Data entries
————
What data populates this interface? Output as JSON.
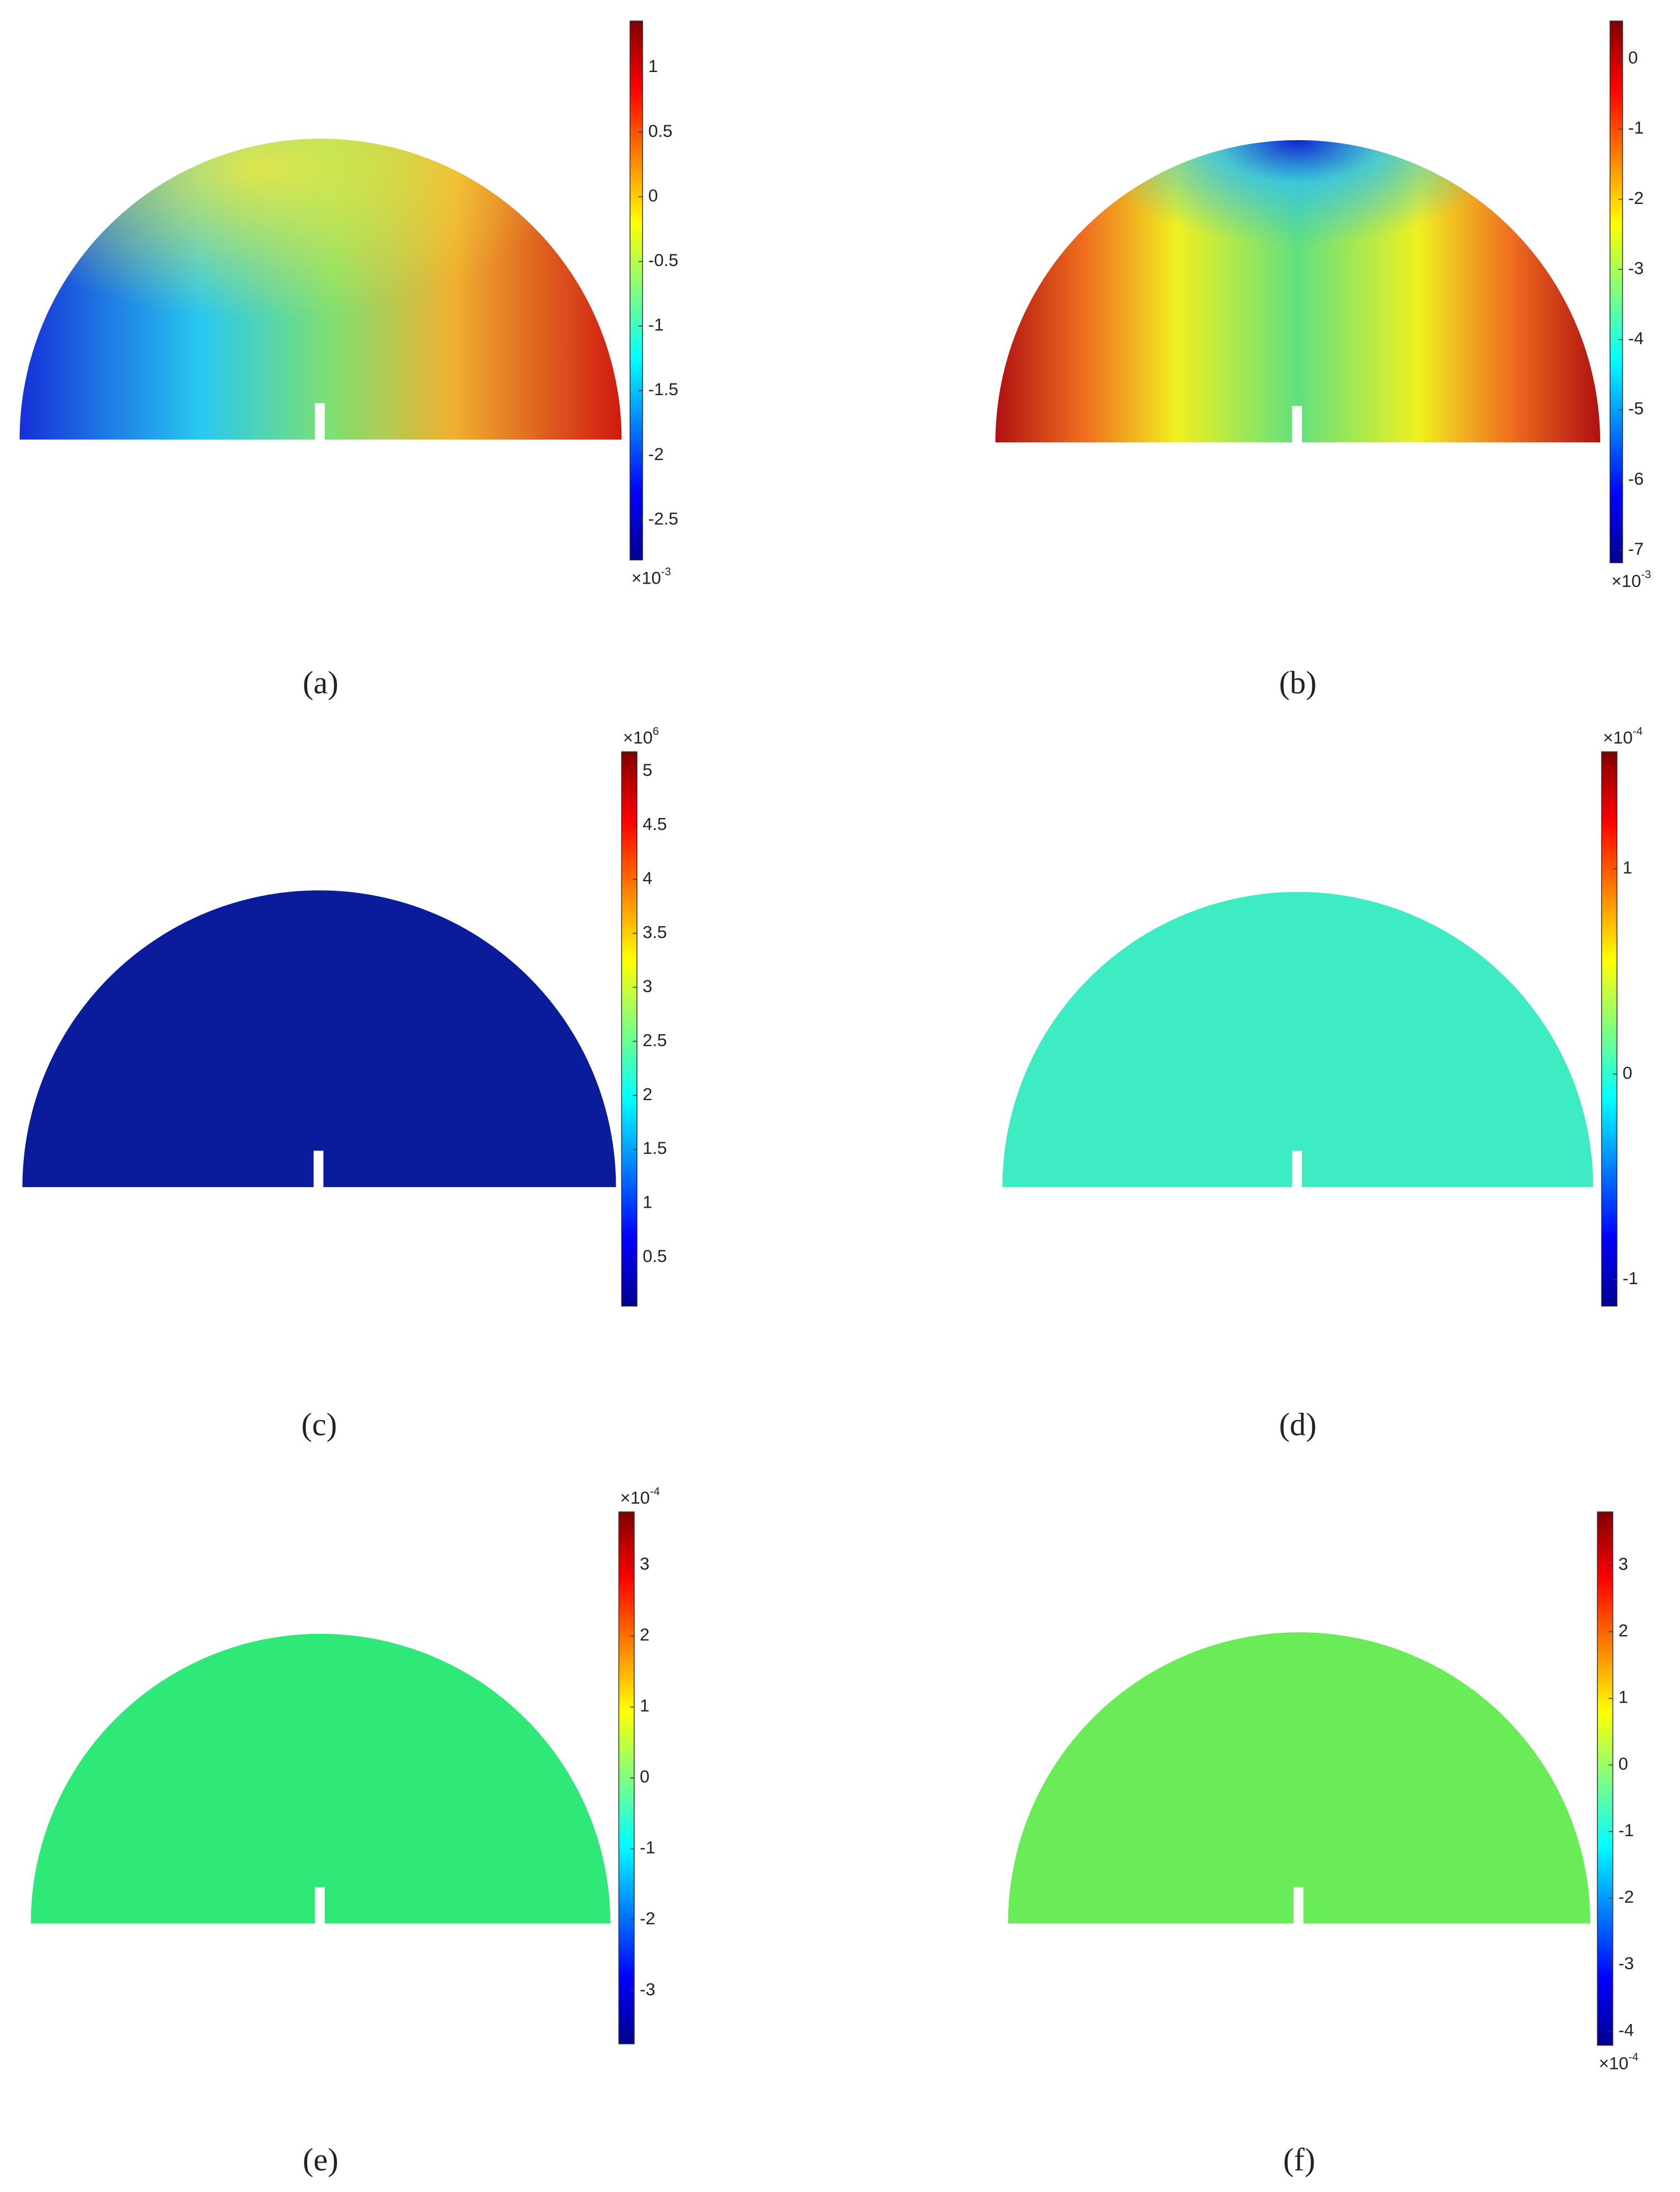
{
  "chart_data": [
    {
      "type": "field",
      "label": "(a)",
      "colormap": "jet",
      "ylim": [
        -2.81,
        1.36
      ],
      "yticks": [
        -2.5,
        -2,
        -1.5,
        -1,
        -0.5,
        0,
        0.5,
        1
      ],
      "scale_base": "×10",
      "scale_exponent": "-3",
      "scale_position": "bottom"
    },
    {
      "type": "field",
      "label": "(b)",
      "colormap": "jet",
      "ylim": [
        -7.18,
        0.54
      ],
      "yticks": [
        -7,
        -6,
        -5,
        -4,
        -3,
        -2,
        -1,
        0
      ],
      "scale_base": "×10",
      "scale_exponent": "-3",
      "scale_position": "bottom"
    },
    {
      "type": "field",
      "label": "(c)",
      "colormap": "jet",
      "ylim": [
        0.05,
        5.18
      ],
      "yticks": [
        0.5,
        1,
        1.5,
        2,
        2.5,
        3,
        3.5,
        4,
        4.5,
        5
      ],
      "scale_base": "×10",
      "scale_exponent": "6",
      "scale_position": "top"
    },
    {
      "type": "field",
      "label": "(d)",
      "colormap": "jet",
      "ylim": [
        -1.13,
        1.57
      ],
      "yticks": [
        -1,
        0,
        1
      ],
      "scale_base": "×10",
      "scale_exponent": "-4",
      "scale_position": "top"
    },
    {
      "type": "field",
      "label": "(e)",
      "colormap": "jet",
      "ylim": [
        -3.75,
        3.75
      ],
      "yticks": [
        -3,
        -2,
        -1,
        0,
        1,
        2,
        3
      ],
      "scale_base": "×10",
      "scale_exponent": "-4",
      "scale_position": "top"
    },
    {
      "type": "field",
      "label": "(f)",
      "colormap": "jet",
      "ylim": [
        -4.21,
        3.8
      ],
      "yticks": [
        -4,
        -3,
        -2,
        -1,
        0,
        1,
        2,
        3
      ],
      "scale_base": "×10",
      "scale_exponent": "-4",
      "scale_position": "bottom"
    }
  ]
}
————
__Work to be completed__:
Take the listing above and restate it word for word, without its pictures.

__Correct answer__:
What data populates this interface? Output as JSON.
{
  "chart_data": [
    {
      "type": "field",
      "label": "(a)",
      "colormap": "jet",
      "ylim": [
        -2.81,
        1.36
      ],
      "yticks": [
        -2.5,
        -2,
        -1.5,
        -1,
        -0.5,
        0,
        0.5,
        1
      ],
      "scale_base": "×10",
      "scale_exponent": "-3",
      "scale_position": "bottom"
    },
    {
      "type": "field",
      "label": "(b)",
      "colormap": "jet",
      "ylim": [
        -7.18,
        0.54
      ],
      "yticks": [
        -7,
        -6,
        -5,
        -4,
        -3,
        -2,
        -1,
        0
      ],
      "scale_base": "×10",
      "scale_exponent": "-3",
      "scale_position": "bottom"
    },
    {
      "type": "field",
      "label": "(c)",
      "colormap": "jet",
      "ylim": [
        0.05,
        5.18
      ],
      "yticks": [
        0.5,
        1,
        1.5,
        2,
        2.5,
        3,
        3.5,
        4,
        4.5,
        5
      ],
      "scale_base": "×10",
      "scale_exponent": "6",
      "scale_position": "top"
    },
    {
      "type": "field",
      "label": "(d)",
      "colormap": "jet",
      "ylim": [
        -1.13,
        1.57
      ],
      "yticks": [
        -1,
        0,
        1
      ],
      "scale_base": "×10",
      "scale_exponent": "-4",
      "scale_position": "top"
    },
    {
      "type": "field",
      "label": "(e)",
      "colormap": "jet",
      "ylim": [
        -3.75,
        3.75
      ],
      "yticks": [
        -3,
        -2,
        -1,
        0,
        1,
        2,
        3
      ],
      "scale_base": "×10",
      "scale_exponent": "-4",
      "scale_position": "top"
    },
    {
      "type": "field",
      "label": "(f)",
      "colormap": "jet",
      "ylim": [
        -4.21,
        3.8
      ],
      "yticks": [
        -4,
        -3,
        -2,
        -1,
        0,
        1,
        2,
        3
      ],
      "scale_base": "×10",
      "scale_exponent": "-4",
      "scale_position": "bottom"
    }
  ]
}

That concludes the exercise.